Dataset items:
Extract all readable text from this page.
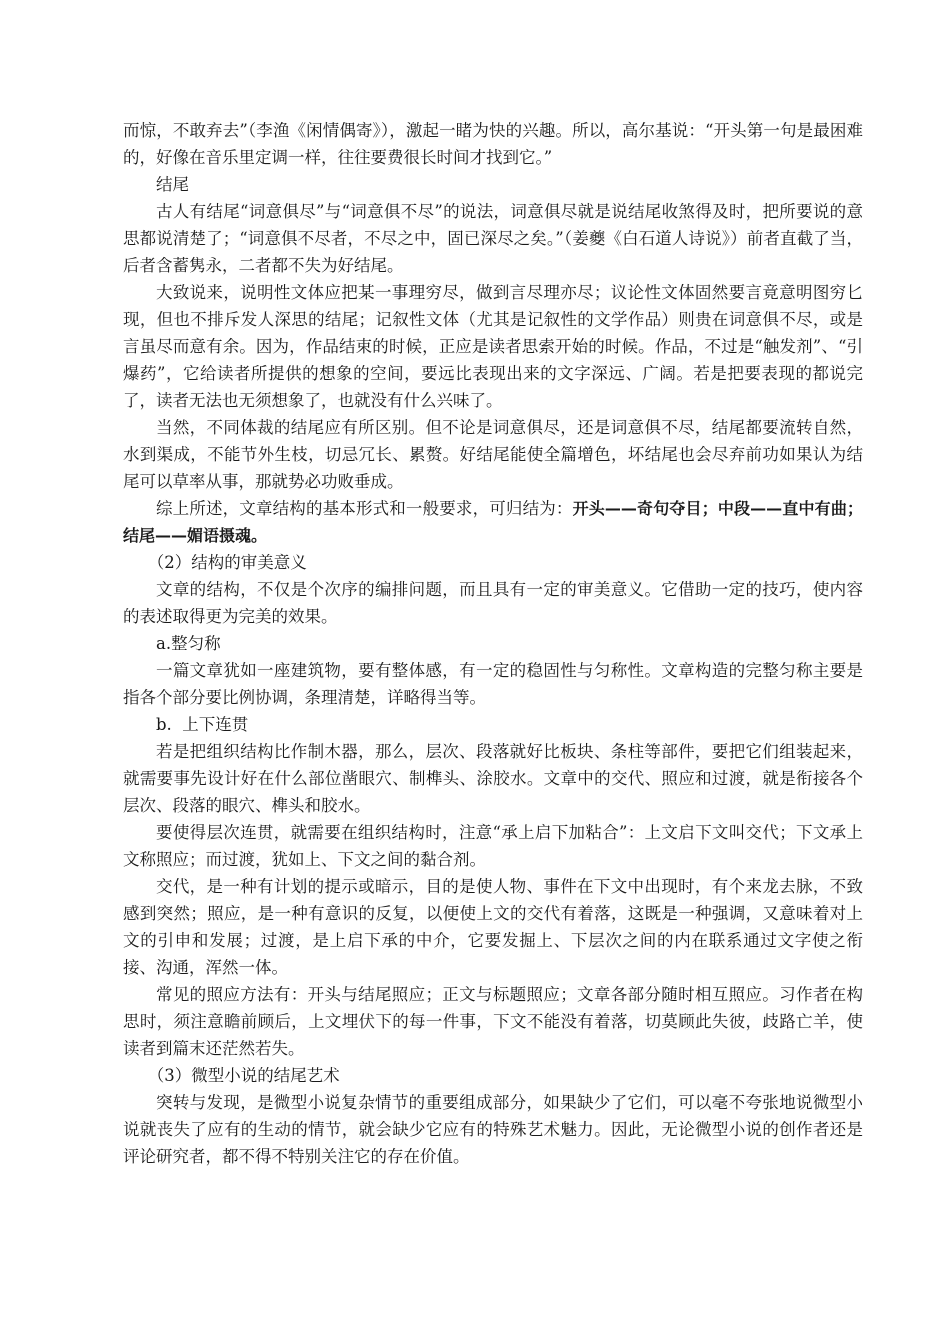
而惊，不敢弃去”（李渔《闲情偶寄》），激起一睹为快的兴趣。所以，高尔基说：“开头第一句是最困难的，好像在音乐里定调一样，往往要费很长时间才找到它。”

结尾

古人有结尾“词意俱尽”与“词意俱不尽”的说法，词意俱尽就是说结尾收煞得及时，把所要说的意思都说清楚了；“词意俱不尽者，不尽之中，固已深尽之矣。”（姜夔《白石道人诗说》）前者直截了当，后者含蓄隽永，二者都不失为好结尾。

大致说来，说明性文体应把某一事理穷尽，做到言尽理亦尽；议论性文体固然要言竟意明图穷匕现，但也不排斥发人深思的结尾；记叙性文体（尤其是记叙性的文学作品）则贵在词意俱不尽，或是言虽尽而意有余。因为，作品结束的时候，正应是读者思索开始的时候。作品，不过是“触发剂”、“引爆药”，它给读者所提供的想象的空间，要远比表现出来的文字深远、广阔。若是把要表现的都说完了，读者无法也无须想象了，也就没有什么兴味了。

当然，不同体裁的结尾应有所区别。但不论是词意俱尽，还是词意俱不尽，结尾都要流转自然，水到渠成，不能节外生枝，切忌冗长、累赘。好结尾能使全篇增色，坏结尾也会尽弃前功如果认为结尾可以草率从事，那就势必功败垂成。

综上所述，文章结构的基本形式和一般要求，可归结为：开头——奇句夺目；中段——直中有曲；结尾——媚语摄魂。

（2）结构的审美意义

文章的结构，不仅是个次序的编排问题，而且具有一定的审美意义。它借助一定的技巧，使内容的表述取得更为完美的效果。

a.整匀称

一篇文章犹如一座建筑物，要有整体感，有一定的稳固性与匀称性。文章构造的完整匀称主要是指各个部分要比例协调，条理清楚，详略得当等。

b.  上下连贯

若是把组织结构比作制木器，那么，层次、段落就好比板块、条柱等部件，要把它们组装起来，就需要事先设计好在什么部位凿眼穴、制榫头、涂胶水。文章中的交代、照应和过渡，就是衔接各个层次、段落的眼穴、榫头和胶水。

要使得层次连贯，就需要在组织结构时，注意“承上启下加粘合”：上文启下文叫交代；下文承上文称照应；而过渡，犹如上、下文之间的黏合剂。

交代，是一种有计划的提示或暗示，目的是使人物、事件在下文中出现时，有个来龙去脉，不致感到突然；照应，是一种有意识的反复，以便使上文的交代有着落，这既是一种强调，又意味着对上文的引申和发展；过渡，是上启下承的中介，它要发掘上、下层次之间的内在联系通过文字使之衔接、沟通，浑然一体。

常见的照应方法有：开头与结尾照应；正文与标题照应；文章各部分随时相互照应。习作者在构思时，须注意瞻前顾后，上文埋伏下的每一件事，下文不能没有着落，切莫顾此失彼，歧路亡羊，使读者到篇末还茫然若失。

（3）微型小说的结尾艺术

突转与发现，是微型小说复杂情节的重要组成部分，如果缺少了它们，可以毫不夸张地说微型小说就丧失了应有的生动的情节，就会缺少它应有的特殊艺术魅力。因此，无论微型小说的创作者还是评论研究者，都不得不特别关注它的存在价值。
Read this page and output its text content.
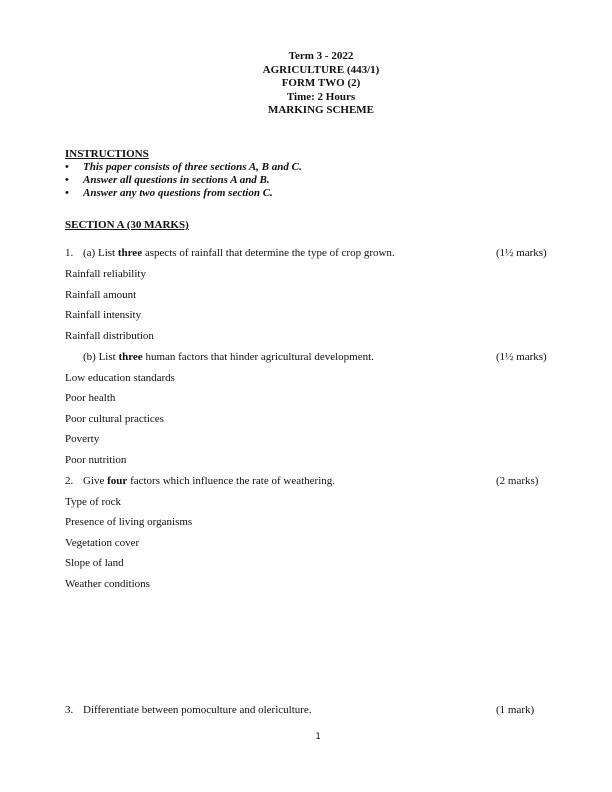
Term 3 - 2022
AGRICULTURE (443/1)
FORM TWO (2)
Time: 2 Hours
MARKING SCHEME
INSTRUCTIONS
• This paper consists of three sections A, B and C.
• Answer all questions in sections A and B.
• Answer any two questions from section C.
SECTION A (30 MARKS)
1. (a) List three aspects of rainfall that determine the type of crop grown.	(1½ marks)
Rainfall reliability
Rainfall amount
Rainfall intensity
Rainfall distribution
(b) List three human factors that hinder agricultural development.	(1½ marks)
Low education standards
Poor health
Poor cultural practices
Poverty
Poor nutrition
2. Give four factors which influence the rate of weathering.	(2 marks)
Type of rock
Presence of living organisms
Vegetation cover
Slope of land
Weather conditions
3. Differentiate between pomoculture and olericulture.	(1 mark)
1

Direction:
Pictures are not part of the copy; reproduce everything else in the records exactly.

Exercise answer:
Extract all readable text from this page.
而惊，不敢弃去”（李渔《闲情偶寄》），激起一睹为快的兴趣。所以，高尔基说：“开头第一句是最困难的，好像在音乐里定调一样，往往要费很长时间才找到它。”

结尾

古人有结尾“词意俱尽”与“词意俱不尽”的说法，词意俱尽就是说结尾收煞得及时，把所要说的意思都说清楚了；“词意俱不尽者，不尽之中，固已深尽之矣。”（姜夔《白石道人诗说》）前者直截了当，后者含蓄隽永，二者都不失为好结尾。

大致说来，说明性文体应把某一事理穷尽，做到言尽理亦尽；议论性文体固然要言竟意明图穷匕现，但也不排斥发人深思的结尾；记叙性文体（尤其是记叙性的文学作品）则贵在词意俱不尽，或是言虽尽而意有余。因为，作品结束的时候，正应是读者思索开始的时候。作品，不过是“触发剂”、“引爆药”，它给读者所提供的想象的空间，要远比表现出来的文字深远、广阔。若是把要表现的都说完了，读者无法也无须想象了，也就没有什么兴味了。

当然，不同体裁的结尾应有所区别。但不论是词意俱尽，还是词意俱不尽，结尾都要流转自然，水到渠成，不能节外生枝，切忌冗长、累赘。好结尾能使全篇增色，坏结尾也会尽弃前功如果认为结尾可以草率从事，那就势必功败垂成。

综上所述，文章结构的基本形式和一般要求，可归结为：开头——奇句夺目；中段——直中有曲；结尾——媚语摄魂。

（2）结构的审美意义

文章的结构，不仅是个次序的编排问题，而且具有一定的审美意义。它借助一定的技巧，使内容的表述取得更为完美的效果。

a.整匀称

一篇文章犹如一座建筑物，要有整体感，有一定的稳固性与匀称性。文章构造的完整匀称主要是指各个部分要比例协调，条理清楚，详略得当等。

b.  上下连贯

若是把组织结构比作制木器，那么，层次、段落就好比板块、条柱等部件，要把它们组装起来，就需要事先设计好在什么部位凿眼穴、制榫头、涂胶水。文章中的交代、照应和过渡，就是衔接各个层次、段落的眼穴、榫头和胶水。

要使得层次连贯，就需要在组织结构时，注意“承上启下加粘合”：上文启下文叫交代；下文承上文称照应；而过渡，犹如上、下文之间的黏合剂。

交代，是一种有计划的提示或暗示，目的是使人物、事件在下文中出现时，有个来龙去脉，不致感到突然；照应，是一种有意识的反复，以便使上文的交代有着落，这既是一种强调，又意味着对上文的引申和发展；过渡，是上启下承的中介，它要发掘上、下层次之间的内在联系通过文字使之衔接、沟通，浑然一体。

常见的照应方法有：开头与结尾照应；正文与标题照应；文章各部分随时相互照应。习作者在构思时，须注意瞻前顾后，上文埋伏下的每一件事，下文不能没有着落，切莫顾此失彼，歧路亡羊，使读者到篇末还茫然若失。

（3）微型小说的结尾艺术

突转与发现，是微型小说复杂情节的重要组成部分，如果缺少了它们，可以毫不夸张地说微型小说就丧失了应有的生动的情节，就会缺少它应有的特殊艺术魅力。因此，无论微型小说的创作者还是评论研究者，都不得不特别关注它的存在价值。
Read this page and output its text content.
Term 3 - 2022
AGRICULTURE (443/1)
FORM TWO (2)
Time: 2 Hours
MARKING SCHEME
INSTRUCTIONS
• This paper consists of three sections A, B and C.
• Answer all questions in sections A and B.
• Answer any two questions from section C.
SECTION A (30 MARKS)
1. (a) List three aspects of rainfall that determine the type of crop grown.	(1½ marks)
Rainfall reliability
Rainfall amount
Rainfall intensity
Rainfall distribution
(b) List three human factors that hinder agricultural development.	(1½ marks)
Low education standards
Poor health
Poor cultural practices
Poverty
Poor nutrition
2. Give four factors which influence the rate of weathering.	(2 marks)
Type of rock
Presence of living organisms
Vegetation cover
Slope of land
Weather conditions
3. Differentiate between pomoculture and olericulture.	(1 mark)
1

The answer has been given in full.